EXERCISE PROMPT: Quote the data word for word, beginning at the line that contains "Where is each" and stopping after the line that contains "- fpo-14-label: Polni".

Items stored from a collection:
━━━━━━━━━━
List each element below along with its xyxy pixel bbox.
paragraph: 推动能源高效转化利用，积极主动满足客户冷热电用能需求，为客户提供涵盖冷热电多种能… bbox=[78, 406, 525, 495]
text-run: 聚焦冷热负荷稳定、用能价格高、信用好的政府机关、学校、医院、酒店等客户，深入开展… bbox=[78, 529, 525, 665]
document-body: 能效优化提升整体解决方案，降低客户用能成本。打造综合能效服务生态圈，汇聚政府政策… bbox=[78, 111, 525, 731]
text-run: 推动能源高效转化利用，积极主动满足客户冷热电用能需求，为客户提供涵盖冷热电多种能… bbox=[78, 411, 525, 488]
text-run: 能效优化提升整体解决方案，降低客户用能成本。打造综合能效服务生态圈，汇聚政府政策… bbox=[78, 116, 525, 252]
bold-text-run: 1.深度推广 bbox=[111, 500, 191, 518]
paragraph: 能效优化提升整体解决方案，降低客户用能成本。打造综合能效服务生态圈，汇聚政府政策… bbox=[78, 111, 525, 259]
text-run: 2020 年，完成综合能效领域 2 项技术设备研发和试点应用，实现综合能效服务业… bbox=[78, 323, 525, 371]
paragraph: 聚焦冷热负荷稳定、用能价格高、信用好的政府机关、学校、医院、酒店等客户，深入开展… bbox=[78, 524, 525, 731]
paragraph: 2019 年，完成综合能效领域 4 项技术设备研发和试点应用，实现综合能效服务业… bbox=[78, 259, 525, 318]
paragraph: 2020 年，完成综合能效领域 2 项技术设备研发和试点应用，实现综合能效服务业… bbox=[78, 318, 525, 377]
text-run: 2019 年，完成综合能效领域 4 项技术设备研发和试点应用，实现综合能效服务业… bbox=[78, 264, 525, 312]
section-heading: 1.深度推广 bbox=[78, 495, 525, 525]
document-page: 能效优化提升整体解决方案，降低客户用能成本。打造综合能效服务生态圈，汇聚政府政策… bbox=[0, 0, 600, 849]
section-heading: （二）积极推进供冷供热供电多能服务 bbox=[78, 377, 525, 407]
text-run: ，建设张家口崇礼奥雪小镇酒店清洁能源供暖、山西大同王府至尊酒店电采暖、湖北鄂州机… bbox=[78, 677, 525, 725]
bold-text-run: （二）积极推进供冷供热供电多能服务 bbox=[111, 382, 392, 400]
━━━━━━━━━━
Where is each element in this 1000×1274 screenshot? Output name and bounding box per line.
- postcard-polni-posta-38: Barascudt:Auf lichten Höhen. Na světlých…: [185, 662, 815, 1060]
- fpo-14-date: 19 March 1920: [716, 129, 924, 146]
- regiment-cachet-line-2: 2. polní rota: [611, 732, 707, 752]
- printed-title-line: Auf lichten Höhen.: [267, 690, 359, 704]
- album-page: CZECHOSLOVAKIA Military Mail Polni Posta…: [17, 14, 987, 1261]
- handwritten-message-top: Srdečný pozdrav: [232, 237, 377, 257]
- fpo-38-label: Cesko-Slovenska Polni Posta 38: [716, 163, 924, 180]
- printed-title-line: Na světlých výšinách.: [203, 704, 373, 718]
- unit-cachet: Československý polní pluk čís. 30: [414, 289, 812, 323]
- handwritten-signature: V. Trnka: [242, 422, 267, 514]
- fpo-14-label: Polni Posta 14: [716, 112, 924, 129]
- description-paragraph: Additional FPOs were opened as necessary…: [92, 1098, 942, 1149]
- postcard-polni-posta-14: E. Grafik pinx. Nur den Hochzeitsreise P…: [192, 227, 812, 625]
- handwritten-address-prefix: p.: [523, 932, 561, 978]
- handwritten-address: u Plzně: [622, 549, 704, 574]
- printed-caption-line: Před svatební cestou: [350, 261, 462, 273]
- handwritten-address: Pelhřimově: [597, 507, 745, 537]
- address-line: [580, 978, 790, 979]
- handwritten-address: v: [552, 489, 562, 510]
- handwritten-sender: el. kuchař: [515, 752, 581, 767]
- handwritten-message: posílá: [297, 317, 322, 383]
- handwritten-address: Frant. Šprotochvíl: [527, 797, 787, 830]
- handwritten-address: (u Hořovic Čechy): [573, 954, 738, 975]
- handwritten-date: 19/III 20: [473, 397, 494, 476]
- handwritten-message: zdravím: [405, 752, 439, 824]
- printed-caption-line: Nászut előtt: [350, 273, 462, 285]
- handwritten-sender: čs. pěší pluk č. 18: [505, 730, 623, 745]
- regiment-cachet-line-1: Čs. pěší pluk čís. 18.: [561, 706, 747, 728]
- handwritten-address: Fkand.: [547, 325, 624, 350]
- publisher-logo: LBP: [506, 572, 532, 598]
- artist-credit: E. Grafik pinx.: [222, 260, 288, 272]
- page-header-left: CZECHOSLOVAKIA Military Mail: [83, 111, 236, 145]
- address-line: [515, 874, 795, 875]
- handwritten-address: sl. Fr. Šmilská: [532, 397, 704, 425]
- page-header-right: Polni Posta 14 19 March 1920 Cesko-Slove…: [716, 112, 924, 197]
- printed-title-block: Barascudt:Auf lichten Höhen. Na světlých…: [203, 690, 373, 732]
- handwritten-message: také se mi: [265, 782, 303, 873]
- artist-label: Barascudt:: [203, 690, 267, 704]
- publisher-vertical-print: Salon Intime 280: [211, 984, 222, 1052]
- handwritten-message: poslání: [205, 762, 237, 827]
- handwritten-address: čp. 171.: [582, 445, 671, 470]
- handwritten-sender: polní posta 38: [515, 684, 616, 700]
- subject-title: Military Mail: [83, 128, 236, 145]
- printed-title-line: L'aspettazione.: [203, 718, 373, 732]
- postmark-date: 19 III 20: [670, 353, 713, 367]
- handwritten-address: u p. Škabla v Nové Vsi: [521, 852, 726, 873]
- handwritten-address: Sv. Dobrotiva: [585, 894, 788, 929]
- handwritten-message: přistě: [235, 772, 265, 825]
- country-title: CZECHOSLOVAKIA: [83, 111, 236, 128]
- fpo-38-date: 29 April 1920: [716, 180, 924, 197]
━━━━━━━━━━
PROBLEM SOLUTION:
Where is each element in this 1000×1274 screenshot? Output name and bounding box per line.
- postcard-polni-posta-38: Barascudt:Auf lichten Höhen. Na světlých…: [185, 662, 815, 1060]
- fpo-14-date: 19 March 1920: [716, 129, 924, 146]
- regiment-cachet-line-2: 2. polní rota: [611, 732, 707, 752]
- printed-title-line: Auf lichten Höhen.: [267, 690, 359, 704]
- album-page: CZECHOSLOVAKIA Military Mail Polni Posta…: [17, 14, 987, 1261]
- handwritten-message-top: Srdečný pozdrav: [232, 237, 377, 257]
- fpo-38-label: Cesko-Slovenska Polni Posta 38: [716, 163, 924, 180]
- printed-title-line: Na světlých výšinách.: [203, 704, 373, 718]
- unit-cachet: Československý polní pluk čís. 30: [414, 289, 812, 323]
- handwritten-signature: V. Trnka: [242, 422, 267, 514]
- fpo-14-label: Polni Posta 14: [716, 112, 924, 129]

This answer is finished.